-- WHAT YOU NEED TO DO --
Below is some material; transcribe all of it exactly.

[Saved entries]
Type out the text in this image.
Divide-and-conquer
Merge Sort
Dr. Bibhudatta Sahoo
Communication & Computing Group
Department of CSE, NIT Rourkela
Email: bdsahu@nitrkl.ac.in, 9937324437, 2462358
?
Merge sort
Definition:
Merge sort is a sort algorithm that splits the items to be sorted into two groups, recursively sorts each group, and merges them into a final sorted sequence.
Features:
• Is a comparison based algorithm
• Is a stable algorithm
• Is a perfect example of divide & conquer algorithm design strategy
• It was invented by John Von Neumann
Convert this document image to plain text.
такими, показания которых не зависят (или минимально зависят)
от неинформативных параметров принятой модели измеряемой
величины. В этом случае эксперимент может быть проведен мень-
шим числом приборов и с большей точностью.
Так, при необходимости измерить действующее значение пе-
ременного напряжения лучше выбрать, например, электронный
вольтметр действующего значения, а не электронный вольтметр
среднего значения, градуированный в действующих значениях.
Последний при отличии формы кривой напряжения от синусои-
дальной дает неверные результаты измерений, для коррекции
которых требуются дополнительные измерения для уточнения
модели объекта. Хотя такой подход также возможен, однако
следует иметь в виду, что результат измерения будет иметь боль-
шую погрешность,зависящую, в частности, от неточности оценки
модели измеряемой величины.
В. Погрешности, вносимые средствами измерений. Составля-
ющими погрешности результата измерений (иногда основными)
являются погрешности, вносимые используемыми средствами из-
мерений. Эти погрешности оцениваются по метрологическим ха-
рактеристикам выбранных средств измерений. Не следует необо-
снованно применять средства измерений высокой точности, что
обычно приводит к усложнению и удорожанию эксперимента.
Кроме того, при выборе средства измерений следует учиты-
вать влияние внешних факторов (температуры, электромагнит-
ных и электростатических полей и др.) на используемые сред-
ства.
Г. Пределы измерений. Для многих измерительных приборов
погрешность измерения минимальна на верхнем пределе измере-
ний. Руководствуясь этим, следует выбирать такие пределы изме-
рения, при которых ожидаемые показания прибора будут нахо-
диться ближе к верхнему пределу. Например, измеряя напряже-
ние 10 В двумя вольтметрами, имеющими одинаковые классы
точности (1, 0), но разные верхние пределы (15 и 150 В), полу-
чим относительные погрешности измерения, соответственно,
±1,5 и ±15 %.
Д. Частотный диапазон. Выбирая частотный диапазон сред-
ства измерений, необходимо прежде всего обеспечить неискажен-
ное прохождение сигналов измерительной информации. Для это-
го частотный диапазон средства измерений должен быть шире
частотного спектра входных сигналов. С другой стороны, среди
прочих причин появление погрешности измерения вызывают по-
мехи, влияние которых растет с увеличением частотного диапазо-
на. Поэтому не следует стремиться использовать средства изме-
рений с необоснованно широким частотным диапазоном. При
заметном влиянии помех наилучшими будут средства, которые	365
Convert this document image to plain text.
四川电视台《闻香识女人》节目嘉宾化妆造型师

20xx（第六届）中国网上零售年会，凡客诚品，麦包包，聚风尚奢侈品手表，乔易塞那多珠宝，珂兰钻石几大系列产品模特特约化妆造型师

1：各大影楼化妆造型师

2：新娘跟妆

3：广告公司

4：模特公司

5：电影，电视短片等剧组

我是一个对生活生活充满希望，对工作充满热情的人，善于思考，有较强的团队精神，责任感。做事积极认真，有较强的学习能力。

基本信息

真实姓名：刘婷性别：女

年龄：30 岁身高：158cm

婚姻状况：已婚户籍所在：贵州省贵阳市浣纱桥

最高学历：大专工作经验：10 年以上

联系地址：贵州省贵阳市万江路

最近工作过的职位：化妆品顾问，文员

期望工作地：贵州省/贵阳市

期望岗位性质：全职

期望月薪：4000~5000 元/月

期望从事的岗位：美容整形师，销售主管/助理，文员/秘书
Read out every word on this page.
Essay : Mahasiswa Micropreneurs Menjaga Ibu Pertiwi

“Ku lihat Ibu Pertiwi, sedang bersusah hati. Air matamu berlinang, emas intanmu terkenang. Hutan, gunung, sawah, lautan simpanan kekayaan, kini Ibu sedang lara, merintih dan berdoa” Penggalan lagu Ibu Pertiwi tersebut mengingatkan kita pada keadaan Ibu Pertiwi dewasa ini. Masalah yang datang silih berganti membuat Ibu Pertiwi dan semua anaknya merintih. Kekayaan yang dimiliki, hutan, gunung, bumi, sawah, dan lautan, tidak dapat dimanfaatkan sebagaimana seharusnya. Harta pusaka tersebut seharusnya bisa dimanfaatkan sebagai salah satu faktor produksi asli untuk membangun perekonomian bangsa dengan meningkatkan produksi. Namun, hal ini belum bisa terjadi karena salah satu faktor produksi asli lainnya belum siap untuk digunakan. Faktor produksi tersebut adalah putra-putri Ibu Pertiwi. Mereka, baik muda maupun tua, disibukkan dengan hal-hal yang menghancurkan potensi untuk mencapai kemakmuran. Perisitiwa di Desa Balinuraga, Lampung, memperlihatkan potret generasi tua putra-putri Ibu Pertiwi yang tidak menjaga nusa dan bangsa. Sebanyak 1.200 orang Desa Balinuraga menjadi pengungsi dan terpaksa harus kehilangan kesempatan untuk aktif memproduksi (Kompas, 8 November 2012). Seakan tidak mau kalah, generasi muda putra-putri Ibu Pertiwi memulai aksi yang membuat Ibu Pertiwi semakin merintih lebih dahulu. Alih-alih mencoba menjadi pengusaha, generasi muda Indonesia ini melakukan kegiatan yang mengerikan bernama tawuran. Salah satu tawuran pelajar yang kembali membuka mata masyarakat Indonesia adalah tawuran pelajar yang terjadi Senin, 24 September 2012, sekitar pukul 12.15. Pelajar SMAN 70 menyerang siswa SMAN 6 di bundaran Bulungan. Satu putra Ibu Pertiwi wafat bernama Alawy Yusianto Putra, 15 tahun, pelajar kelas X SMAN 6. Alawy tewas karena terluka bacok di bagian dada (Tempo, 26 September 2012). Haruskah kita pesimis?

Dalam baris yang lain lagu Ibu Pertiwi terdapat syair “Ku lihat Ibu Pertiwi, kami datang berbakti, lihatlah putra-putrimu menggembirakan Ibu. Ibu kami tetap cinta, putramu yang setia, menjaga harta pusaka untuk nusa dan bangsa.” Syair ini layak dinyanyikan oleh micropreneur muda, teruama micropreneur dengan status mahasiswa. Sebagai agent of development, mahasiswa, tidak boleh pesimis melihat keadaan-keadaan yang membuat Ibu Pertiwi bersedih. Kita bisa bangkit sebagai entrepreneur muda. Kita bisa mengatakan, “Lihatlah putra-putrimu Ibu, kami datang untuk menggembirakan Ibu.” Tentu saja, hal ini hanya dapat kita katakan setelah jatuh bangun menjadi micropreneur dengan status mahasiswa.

-- RESULT OF THIS EXERCISE --
Type out the text in this image.
Divide-and-conquer
Merge Sort
Dr. Bibhudatta Sahoo
Communication & Computing Group
Department of CSE, NIT Rourkela
Email: bdsahu@nitrkl.ac.in, 9937324437, 2462358
?
Merge sort
Definition:
Merge sort is a sort algorithm that splits the items to be sorted into two groups, recursively sorts each group, and merges them into a final sorted sequence.
Features:
• Is a comparison based algorithm
• Is a stable algorithm
• Is a perfect example of divide & conquer algorithm design strategy
• It was invented by John Von Neumann
Convert this document image to plain text.
такими, показания которых не зависят (или минимально зависят)
от неинформативных параметров принятой модели измеряемой
величины. В этом случае эксперимент может быть проведен мень-
шим числом приборов и с большей точностью.
Так, при необходимости измерить действующее значение пе-
ременного напряжения лучше выбрать, например, электронный
вольтметр действующего значения, а не электронный вольтметр
среднего значения, градуированный в действующих значениях.
Последний при отличии формы кривой напряжения от синусои-
дальной дает неверные результаты измерений, для коррекции
которых требуются дополнительные измерения для уточнения
модели объекта. Хотя такой подход также возможен, однако
следует иметь в виду, что результат измерения будет иметь боль-
шую погрешность,зависящую, в частности, от неточности оценки
модели измеряемой величины.
В. Погрешности, вносимые средствами измерений. Составля-
ющими погрешности результата измерений (иногда основными)
являются погрешности, вносимые используемыми средствами из-
мерений. Эти погрешности оцениваются по метрологическим ха-
рактеристикам выбранных средств измерений. Не следует необо-
снованно применять средства измерений высокой точности, что
обычно приводит к усложнению и удорожанию эксперимента.
Кроме того, при выборе средства измерений следует учиты-
вать влияние внешних факторов (температуры, электромагнит-
ных и электростатических полей и др.) на используемые сред-
ства.
Г. Пределы измерений. Для многих измерительных приборов
погрешность измерения минимальна на верхнем пределе измере-
ний. Руководствуясь этим, следует выбирать такие пределы изме-
рения, при которых ожидаемые показания прибора будут нахо-
диться ближе к верхнему пределу. Например, измеряя напряже-
ние 10 В двумя вольтметрами, имеющими одинаковые классы
точности (1, 0), но разные верхние пределы (15 и 150 В), полу-
чим относительные погрешности измерения, соответственно,
±1,5 и ±15 %.
Д. Частотный диапазон. Выбирая частотный диапазон сред-
ства измерений, необходимо прежде всего обеспечить неискажен-
ное прохождение сигналов измерительной информации. Для это-
го частотный диапазон средства измерений должен быть шире
частотного спектра входных сигналов. С другой стороны, среди
прочих причин появление погрешности измерения вызывают по-
мехи, влияние которых растет с увеличением частотного диапазо-
на. Поэтому не следует стремиться использовать средства изме-
рений с необоснованно широким частотным диапазоном. При
заметном влиянии помех наилучшими будут средства, которые	365
Convert this document image to plain text.
四川电视台《闻香识女人》节目嘉宾化妆造型师

20xx（第六届）中国网上零售年会，凡客诚品，麦包包，聚风尚奢侈品手表，乔易塞那多珠宝，珂兰钻石几大系列产品模特特约化妆造型师

1：各大影楼化妆造型师

2：新娘跟妆

3：广告公司

4：模特公司

5：电影，电视短片等剧组

我是一个对生活生活充满希望，对工作充满热情的人，善于思考，有较强的团队精神，责任感。做事积极认真，有较强的学习能力。

基本信息

真实姓名：刘婷性别：女

年龄：30 岁身高：158cm

婚姻状况：已婚户籍所在：贵州省贵阳市浣纱桥

最高学历：大专工作经验：10 年以上

联系地址：贵州省贵阳市万江路

最近工作过的职位：化妆品顾问，文员

期望工作地：贵州省/贵阳市

期望岗位性质：全职

期望月薪：4000~5000 元/月

期望从事的岗位：美容整形师，销售主管/助理，文员/秘书
Read out every word on this page.
Essay : Mahasiswa Micropreneurs Menjaga Ibu Pertiwi

“Ku lihat Ibu Pertiwi, sedang bersusah hati. Air matamu berlinang, emas intanmu terkenang. Hutan, gunung, sawah, lautan simpanan kekayaan, kini Ibu sedang lara, merintih dan berdoa” Penggalan lagu Ibu Pertiwi tersebut mengingatkan kita pada keadaan Ibu Pertiwi dewasa ini. Masalah yang datang silih berganti membuat Ibu Pertiwi dan semua anaknya merintih. Kekayaan yang dimiliki, hutan, gunung, bumi, sawah, dan lautan, tidak dapat dimanfaatkan sebagaimana seharusnya. Harta pusaka tersebut seharusnya bisa dimanfaatkan sebagai salah satu faktor produksi asli untuk membangun perekonomian bangsa dengan meningkatkan produksi. Namun, hal ini belum bisa terjadi karena salah satu faktor produksi asli lainnya belum siap untuk digunakan. Faktor produksi tersebut adalah putra-putri Ibu Pertiwi. Mereka, baik muda maupun tua, disibukkan dengan hal-hal yang menghancurkan potensi untuk mencapai kemakmuran. Perisitiwa di Desa Balinuraga, Lampung, memperlihatkan potret generasi tua putra-putri Ibu Pertiwi yang tidak menjaga nusa dan bangsa. Sebanyak 1.200 orang Desa Balinuraga menjadi pengungsi dan terpaksa harus kehilangan kesempatan untuk aktif memproduksi (Kompas, 8 November 2012). Seakan tidak mau kalah, generasi muda putra-putri Ibu Pertiwi memulai aksi yang membuat Ibu Pertiwi semakin merintih lebih dahulu. Alih-alih mencoba menjadi pengusaha, generasi muda Indonesia ini melakukan kegiatan yang mengerikan bernama tawuran. Salah satu tawuran pelajar yang kembali membuka mata masyarakat Indonesia adalah tawuran pelajar yang terjadi Senin, 24 September 2012, sekitar pukul 12.15. Pelajar SMAN 70 menyerang siswa SMAN 6 di bundaran Bulungan. Satu putra Ibu Pertiwi wafat bernama Alawy Yusianto Putra, 15 tahun, pelajar kelas X SMAN 6. Alawy tewas karena terluka bacok di bagian dada (Tempo, 26 September 2012). Haruskah kita pesimis?

Dalam baris yang lain lagu Ibu Pertiwi terdapat syair “Ku lihat Ibu Pertiwi, kami datang berbakti, lihatlah putra-putrimu menggembirakan Ibu. Ibu kami tetap cinta, putramu yang setia, menjaga harta pusaka untuk nusa dan bangsa.” Syair ini layak dinyanyikan oleh micropreneur muda, teruama micropreneur dengan status mahasiswa. Sebagai agent of development, mahasiswa, tidak boleh pesimis melihat keadaan-keadaan yang membuat Ibu Pertiwi bersedih. Kita bisa bangkit sebagai entrepreneur muda. Kita bisa mengatakan, “Lihatlah putra-putrimu Ibu, kami datang untuk menggembirakan Ibu.” Tentu saja, hal ini hanya dapat kita katakan setelah jatuh bangun menjadi micropreneur dengan status mahasiswa.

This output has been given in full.